■ GIVEN TASK: Rewrite the listing below with "screenshot" changed to "image", keeping everything else the same. Omit the pictures from your answer.

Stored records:
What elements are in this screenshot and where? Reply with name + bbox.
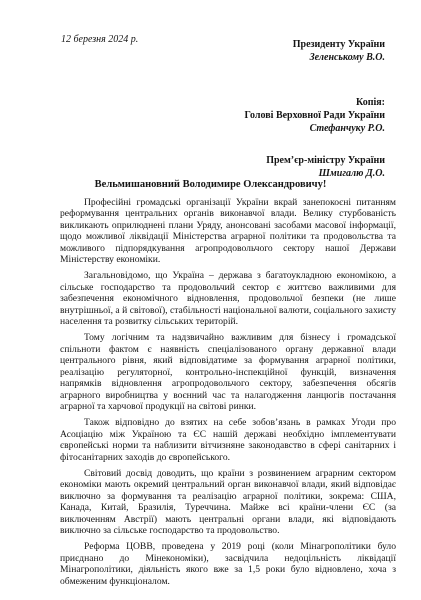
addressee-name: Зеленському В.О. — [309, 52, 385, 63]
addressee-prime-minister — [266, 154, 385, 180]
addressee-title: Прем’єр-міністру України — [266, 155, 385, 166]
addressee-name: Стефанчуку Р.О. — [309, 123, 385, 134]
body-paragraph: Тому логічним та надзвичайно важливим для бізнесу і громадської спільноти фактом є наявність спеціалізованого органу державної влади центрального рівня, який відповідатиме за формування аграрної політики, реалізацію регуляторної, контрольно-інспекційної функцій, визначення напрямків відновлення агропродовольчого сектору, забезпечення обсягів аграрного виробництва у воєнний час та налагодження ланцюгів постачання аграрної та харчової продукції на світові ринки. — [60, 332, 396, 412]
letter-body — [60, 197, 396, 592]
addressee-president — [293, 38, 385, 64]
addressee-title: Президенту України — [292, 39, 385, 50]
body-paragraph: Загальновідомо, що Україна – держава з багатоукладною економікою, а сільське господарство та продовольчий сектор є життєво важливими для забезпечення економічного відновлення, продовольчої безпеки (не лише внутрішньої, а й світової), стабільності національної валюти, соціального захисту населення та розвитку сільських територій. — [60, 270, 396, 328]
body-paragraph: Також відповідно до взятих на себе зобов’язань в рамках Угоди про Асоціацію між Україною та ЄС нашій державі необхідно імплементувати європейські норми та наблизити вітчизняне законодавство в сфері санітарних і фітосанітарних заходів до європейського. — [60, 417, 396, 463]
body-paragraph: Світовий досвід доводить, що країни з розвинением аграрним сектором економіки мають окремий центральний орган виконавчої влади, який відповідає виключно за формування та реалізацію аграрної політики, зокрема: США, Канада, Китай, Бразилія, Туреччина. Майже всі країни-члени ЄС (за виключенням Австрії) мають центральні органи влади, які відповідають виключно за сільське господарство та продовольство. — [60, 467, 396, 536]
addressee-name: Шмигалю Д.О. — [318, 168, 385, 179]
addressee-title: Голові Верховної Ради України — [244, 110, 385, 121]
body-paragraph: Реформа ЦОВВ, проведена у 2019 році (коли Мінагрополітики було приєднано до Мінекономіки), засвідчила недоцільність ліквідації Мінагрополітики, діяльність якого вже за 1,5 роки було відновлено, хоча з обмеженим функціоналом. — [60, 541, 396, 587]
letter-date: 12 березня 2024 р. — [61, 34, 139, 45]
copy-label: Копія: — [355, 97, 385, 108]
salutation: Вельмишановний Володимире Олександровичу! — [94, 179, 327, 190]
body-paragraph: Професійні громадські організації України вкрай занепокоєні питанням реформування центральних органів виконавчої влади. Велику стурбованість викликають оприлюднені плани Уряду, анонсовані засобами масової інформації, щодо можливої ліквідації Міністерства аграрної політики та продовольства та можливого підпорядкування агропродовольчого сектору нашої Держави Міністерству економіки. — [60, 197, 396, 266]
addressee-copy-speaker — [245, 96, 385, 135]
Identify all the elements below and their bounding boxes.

■ EXERCISE SOLUTION:
What elements are in this image and where? Reply with name + bbox.
addressee-name: Зеленському В.О. — [309, 52, 385, 63]
addressee-prime-minister — [266, 154, 385, 180]
addressee-title: Прем’єр-міністру України — [266, 155, 385, 166]
addressee-name: Стефанчуку Р.О. — [309, 123, 385, 134]
body-paragraph: Тому логічним та надзвичайно важливим для бізнесу і громадської спільноти фактом є наявність спеціалізованого органу державної влади центрального рівня, який відповідатиме за формування аграрної політики, реалізацію регуляторної, контрольно-інспекційної функцій, визначення напрямків відновлення агропродовольчого сектору, забезпечення обсягів аграрного виробництва у воєнний час та налагодження ланцюгів постачання аграрної та харчової продукції на світові ринки. — [60, 332, 396, 412]
letter-body — [60, 197, 396, 592]
addressee-president — [293, 38, 385, 64]
addressee-title: Президенту України — [292, 39, 385, 50]
body-paragraph: Загальновідомо, що Україна – держава з багатоукладною економікою, а сільське господарство та продовольчий сектор є життєво важливими для забезпечення економічного відновлення, продовольчої безпеки (не лише внутрішньої, а й світової), стабільності національної валюти, соціального захисту населення та розвитку сільських територій. — [60, 270, 396, 328]
body-paragraph: Також відповідно до взятих на себе зобов’язань в рамках Угоди про Асоціацію між Україною та ЄС нашій державі необхідно імплементувати європейські норми та наблизити вітчизняне законодавство в сфері санітарних і фітосанітарних заходів до європейського. — [60, 417, 396, 463]
body-paragraph: Світовий досвід доводить, що країни з розвинением аграрним сектором економіки мають окремий центральний орган виконавчої влади, який відповідає виключно за формування та реалізацію аграрної політики, зокрема: США, Канада, Китай, Бразилія, Туреччина. Майже всі країни-члени ЄС (за виключенням Австрії) мають центральні органи влади, які відповідають виключно за сільське господарство та продовольство. — [60, 467, 396, 536]
addressee-name: Шмигалю Д.О. — [318, 168, 385, 179]
addressee-title: Голові Верховної Ради України — [244, 110, 385, 121]
body-paragraph: Реформа ЦОВВ, проведена у 2019 році (коли Мінагрополітики було приєднано до Мінекономіки), засвідчила недоцільність ліквідації Мінагрополітики, діяльність якого вже за 1,5 роки було відновлено, хоча з обмеженим функціоналом. — [60, 541, 396, 587]
letter-date: 12 березня 2024 р. — [61, 34, 139, 45]
copy-label: Копія: — [355, 97, 385, 108]
salutation: Вельмишановний Володимире Олександровичу! — [94, 179, 327, 190]
body-paragraph: Професійні громадські організації України вкрай занепокоєні питанням реформування центральних органів виконавчої влади. Велику стурбованість викликають оприлюднені плани Уряду, анонсовані засобами масової інформації, щодо можливої ліквідації Міністерства аграрної політики та продовольства та можливого підпорядкування агропродовольчого сектору нашої Держави Міністерству економіки. — [60, 197, 396, 266]
addressee-copy-speaker — [245, 96, 385, 135]
Identify all the elements below and their bounding boxes.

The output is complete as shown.